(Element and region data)
┄┄┄┄┄┄┄┄┄┄

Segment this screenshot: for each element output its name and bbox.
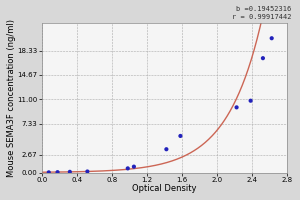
- Point: [234, 106, 239, 109]
- X-axis label: Optical Density: Optical Density: [132, 184, 197, 193]
- Point: [269, 37, 274, 40]
- Point: [164, 148, 169, 151]
- Point: [85, 170, 90, 173]
- Y-axis label: Mouse SEMA3F concentration (ng/ml): Mouse SEMA3F concentration (ng/ml): [7, 19, 16, 177]
- Point: [55, 171, 60, 174]
- Point: [260, 57, 265, 60]
- Point: [248, 99, 253, 102]
- Text: b =0.19452316
r = 0.99917442: b =0.19452316 r = 0.99917442: [232, 6, 291, 20]
- Point: [68, 170, 72, 173]
- Point: [125, 167, 130, 170]
- Point: [131, 165, 136, 168]
- Point: [178, 134, 183, 138]
- Point: [46, 171, 51, 174]
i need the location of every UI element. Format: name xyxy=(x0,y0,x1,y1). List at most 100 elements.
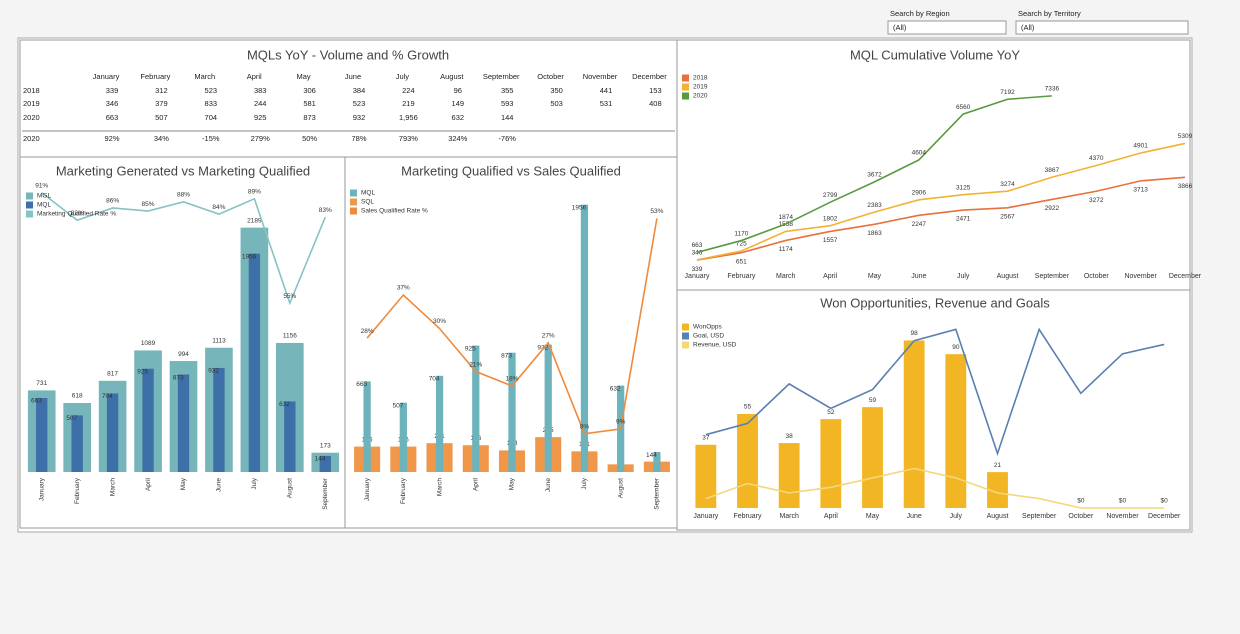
x-tick-label: May xyxy=(180,477,187,490)
filter-label: Search by Territory xyxy=(1018,9,1081,18)
data-label: 89% xyxy=(248,188,261,195)
legend-label: Revenue, USD xyxy=(693,342,737,349)
table-cell: -15% xyxy=(202,134,220,143)
table-cell: 144 xyxy=(501,113,514,122)
data-label: 2471 xyxy=(956,216,971,223)
filter-dropdown[interactable] xyxy=(1015,20,1189,35)
data-label: 1156 xyxy=(283,333,297,340)
data-label: 632 xyxy=(610,385,621,392)
legend-swatch xyxy=(682,341,689,349)
data-label: 90 xyxy=(952,344,960,351)
data-label: 2247 xyxy=(912,221,927,228)
filter-dropdown[interactable] xyxy=(887,20,1007,35)
table-cell: 96 xyxy=(454,86,462,95)
data-label: $0 xyxy=(1161,498,1169,505)
bar xyxy=(653,452,661,472)
legend-label: Marketing Qualified Rate % xyxy=(37,211,116,218)
bar xyxy=(248,253,261,472)
legend-swatch xyxy=(350,198,357,206)
data-label: 3867 xyxy=(1045,167,1060,174)
data-label: 7192 xyxy=(1000,89,1015,96)
data-label: 2922 xyxy=(1045,205,1060,212)
data-label: 37 xyxy=(702,434,710,441)
legend-label: SQL xyxy=(361,199,374,206)
row-label: 2019 xyxy=(23,99,40,108)
row-label: 2018 xyxy=(23,86,40,95)
table-cell: 793% xyxy=(399,134,419,143)
series-line xyxy=(41,191,327,306)
table-title: MQLs YoY - Volume and % Growth xyxy=(247,47,449,62)
data-label: 1557 xyxy=(823,237,838,244)
filter-label: Search by Region xyxy=(890,9,950,18)
data-label: 6560 xyxy=(956,104,971,111)
table-cell: 593 xyxy=(501,99,514,108)
column-header: December xyxy=(632,72,667,81)
series-line xyxy=(696,176,1186,261)
data-label: 3274 xyxy=(1000,181,1015,188)
table-cell: 149 xyxy=(452,99,465,108)
chart-title: Marketing Qualified vs Sales Qualified xyxy=(401,163,621,178)
bar xyxy=(435,375,444,472)
legend-swatch xyxy=(682,92,689,100)
data-label: 2189 xyxy=(247,217,262,224)
table-cell: 704 xyxy=(205,113,218,122)
filter-value[interactable]: (All) xyxy=(893,23,907,32)
data-label: 1802 xyxy=(823,215,838,222)
data-label: 27% xyxy=(542,333,555,340)
bar xyxy=(508,352,516,472)
table-cell: 153 xyxy=(649,86,662,95)
x-tick-label: October xyxy=(1084,273,1110,280)
column-header: October xyxy=(537,72,564,81)
table-cell: -76% xyxy=(498,134,516,143)
x-tick-label: May xyxy=(868,273,882,280)
data-label: 704 xyxy=(102,393,113,400)
bar xyxy=(399,402,407,472)
data-label: 144 xyxy=(646,452,657,459)
data-label: 339 xyxy=(692,266,703,273)
data-label: 651 xyxy=(736,258,747,265)
data-label: 507 xyxy=(66,415,77,422)
table-cell: 224 xyxy=(402,86,415,95)
x-tick-label: April xyxy=(823,273,837,280)
legend-label: 2019 xyxy=(693,84,708,91)
data-label: 82% xyxy=(71,210,84,217)
data-label: 2799 xyxy=(823,192,838,199)
x-tick-label: August xyxy=(287,478,294,498)
data-label: 3272 xyxy=(1089,197,1104,204)
bar xyxy=(862,407,883,508)
x-tick-label: October xyxy=(1068,513,1094,520)
x-tick-label: February xyxy=(733,513,762,520)
bar xyxy=(580,204,589,472)
legend-swatch xyxy=(682,83,689,91)
data-label: 725 xyxy=(736,241,747,248)
x-tick-label: March xyxy=(436,478,443,496)
row-label: 2020 xyxy=(23,113,40,122)
data-label: 144 xyxy=(315,456,326,463)
table-cell: 531 xyxy=(600,99,613,108)
x-tick-label: September xyxy=(1035,273,1070,280)
x-tick-label: June xyxy=(911,273,926,280)
column-header: March xyxy=(194,72,215,81)
table-cell: 384 xyxy=(353,86,366,95)
column-header: January xyxy=(93,72,120,81)
table-cell: 441 xyxy=(600,86,613,95)
data-label: 1863 xyxy=(867,230,882,237)
data-label: 1113 xyxy=(212,337,226,344)
bar xyxy=(472,345,480,472)
table-cell: 507 xyxy=(155,113,168,122)
x-tick-label: May xyxy=(866,513,880,520)
data-label: 873 xyxy=(173,374,184,381)
table-cell: 350 xyxy=(550,86,563,95)
x-tick-label: August xyxy=(617,478,624,498)
data-label: 1174 xyxy=(779,246,793,253)
filter-value[interactable]: (All) xyxy=(1021,23,1035,32)
data-label: 663 xyxy=(31,398,42,405)
table-cell: 355 xyxy=(501,86,514,95)
x-tick-label: September xyxy=(322,477,329,510)
x-tick-label: May xyxy=(509,477,516,490)
x-tick-label: February xyxy=(400,477,407,504)
data-label: 55% xyxy=(283,293,296,300)
table-cell: 312 xyxy=(155,86,168,95)
table-cell: 78% xyxy=(351,134,366,143)
bar xyxy=(903,340,925,508)
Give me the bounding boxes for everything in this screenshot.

┄┄┄┄┄┄┄┄┄┄

- **BRIEF**
Retype every line of the entries above word for word, but leave out the picture markers.

- **ANSWER TO THIS PROBLEM**
Segment this screenshot: for each element output its name and bbox.
- Point: [234, 106, 239, 109]
- X-axis label: Optical Density: Optical Density: [132, 184, 197, 193]
- Point: [269, 37, 274, 40]
- Point: [164, 148, 169, 151]
- Point: [85, 170, 90, 173]
- Y-axis label: Mouse SEMA3F concentration (ng/ml): Mouse SEMA3F concentration (ng/ml): [7, 19, 16, 177]
- Point: [55, 171, 60, 174]
- Point: [260, 57, 265, 60]
- Point: [248, 99, 253, 102]
- Text: b =0.19452316
r = 0.99917442: b =0.19452316 r = 0.99917442: [232, 6, 291, 20]
- Point: [68, 170, 72, 173]
- Point: [125, 167, 130, 170]
- Point: [131, 165, 136, 168]
- Point: [178, 134, 183, 138]
- Point: [46, 171, 51, 174]
i need the location of every UI element. Format: name xyxy=(x0,y0,x1,y1). List at most 100 elements.
x-tick-label: May xyxy=(180,477,187,490)
filter-label: Search by Territory xyxy=(1018,9,1081,18)
data-label: 89% xyxy=(248,188,261,195)
legend-label: Revenue, USD xyxy=(693,342,737,349)
table-cell: -15% xyxy=(202,134,220,143)
table-cell: 144 xyxy=(501,113,514,122)
data-label: 2471 xyxy=(956,216,971,223)
filter-dropdown[interactable] xyxy=(1015,20,1189,35)
data-label: 1156 xyxy=(283,333,297,340)
data-label: 632 xyxy=(610,385,621,392)
legend-swatch xyxy=(682,341,689,349)
data-label: 90 xyxy=(952,344,960,351)
data-label: 2247 xyxy=(912,221,927,228)
filter-dropdown[interactable] xyxy=(887,20,1007,35)
table-cell: 96 xyxy=(454,86,462,95)
data-label: $0 xyxy=(1161,498,1169,505)
bar xyxy=(653,452,661,472)
legend-label: Marketing Qualified Rate % xyxy=(37,211,116,218)
bar xyxy=(248,253,261,472)
legend-swatch xyxy=(350,198,357,206)
data-label: 3867 xyxy=(1045,167,1060,174)
data-label: 7192 xyxy=(1000,89,1015,96)
data-label: 2922 xyxy=(1045,205,1060,212)
data-label: 37 xyxy=(702,434,710,441)
legend-label: SQL xyxy=(361,199,374,206)
row-label: 2019 xyxy=(23,99,40,108)
row-label: 2018 xyxy=(23,86,40,95)
table-cell: 793% xyxy=(399,134,419,143)
series-line xyxy=(41,191,327,306)
table-title: MQLs YoY - Volume and % Growth xyxy=(247,47,449,62)
data-label: 1557 xyxy=(823,237,838,244)
filter-label: Search by Region xyxy=(890,9,950,18)
data-label: 6560 xyxy=(956,104,971,111)
table-cell: 593 xyxy=(501,99,514,108)
column-header: December xyxy=(632,72,667,81)
series-line xyxy=(696,176,1186,261)
data-label: 3274 xyxy=(1000,181,1015,188)
table-cell: 149 xyxy=(452,99,465,108)
chart-title: Marketing Qualified vs Sales Qualified xyxy=(401,163,621,178)
bar xyxy=(435,375,444,472)
legend-swatch xyxy=(682,92,689,100)
data-label: 2189 xyxy=(247,217,262,224)
table-cell: 704 xyxy=(205,113,218,122)
filter-value[interactable]: (All) xyxy=(893,23,907,32)
data-label: 1802 xyxy=(823,215,838,222)
data-label: 27% xyxy=(542,333,555,340)
bar xyxy=(508,352,516,472)
table-cell: 153 xyxy=(649,86,662,95)
x-tick-label: October xyxy=(1084,273,1110,280)
column-header: October xyxy=(537,72,564,81)
table-cell: -76% xyxy=(498,134,516,143)
x-tick-label: May xyxy=(868,273,882,280)
data-label: 704 xyxy=(102,393,113,400)
bar xyxy=(399,402,407,472)
data-label: 144 xyxy=(646,452,657,459)
data-label: 339 xyxy=(692,266,703,273)
data-label: 651 xyxy=(736,258,747,265)
data-label: 507 xyxy=(66,415,77,422)
table-cell: 224 xyxy=(402,86,415,95)
x-tick-label: April xyxy=(823,273,837,280)
legend-label: 2019 xyxy=(693,84,708,91)
data-label: 82% xyxy=(71,210,84,217)
data-label: 2799 xyxy=(823,192,838,199)
x-tick-label: August xyxy=(287,478,294,498)
data-label: 3272 xyxy=(1089,197,1104,204)
bar xyxy=(862,407,883,508)
x-tick-label: October xyxy=(1068,513,1094,520)
x-tick-label: February xyxy=(733,513,762,520)
bar xyxy=(580,204,589,472)
legend-swatch xyxy=(682,83,689,91)
data-label: 725 xyxy=(736,241,747,248)
x-tick-label: March xyxy=(436,478,443,496)
row-label: 2020 xyxy=(23,113,40,122)
data-label: 144 xyxy=(315,456,326,463)
table-cell: 531 xyxy=(600,99,613,108)
x-tick-label: September xyxy=(1035,273,1070,280)
x-tick-label: June xyxy=(911,273,926,280)
column-header: March xyxy=(194,72,215,81)
table-cell: 384 xyxy=(353,86,366,95)
column-header: January xyxy=(93,72,120,81)
table-cell: 441 xyxy=(600,86,613,95)
data-label: 1863 xyxy=(867,230,882,237)
data-label: 1113 xyxy=(212,337,226,344)
bar xyxy=(472,345,480,472)
table-cell: 507 xyxy=(155,113,168,122)
x-tick-label: May xyxy=(866,513,880,520)
data-label: 873 xyxy=(173,374,184,381)
table-cell: 350 xyxy=(550,86,563,95)
x-tick-label: August xyxy=(617,478,624,498)
data-label: 1174 xyxy=(779,246,793,253)
filter-value[interactable]: (All) xyxy=(1021,23,1035,32)
data-label: 663 xyxy=(31,398,42,405)
table-cell: 355 xyxy=(501,86,514,95)
x-tick-label: September xyxy=(322,477,329,510)
x-tick-label: May xyxy=(509,477,516,490)
x-tick-label: February xyxy=(400,477,407,504)
data-label: 55% xyxy=(283,293,296,300)
table-cell: 312 xyxy=(155,86,168,95)
table-cell: 78% xyxy=(351,134,366,143)
bar xyxy=(903,340,925,508)
Give me the bounding boxes for everything in this screenshot.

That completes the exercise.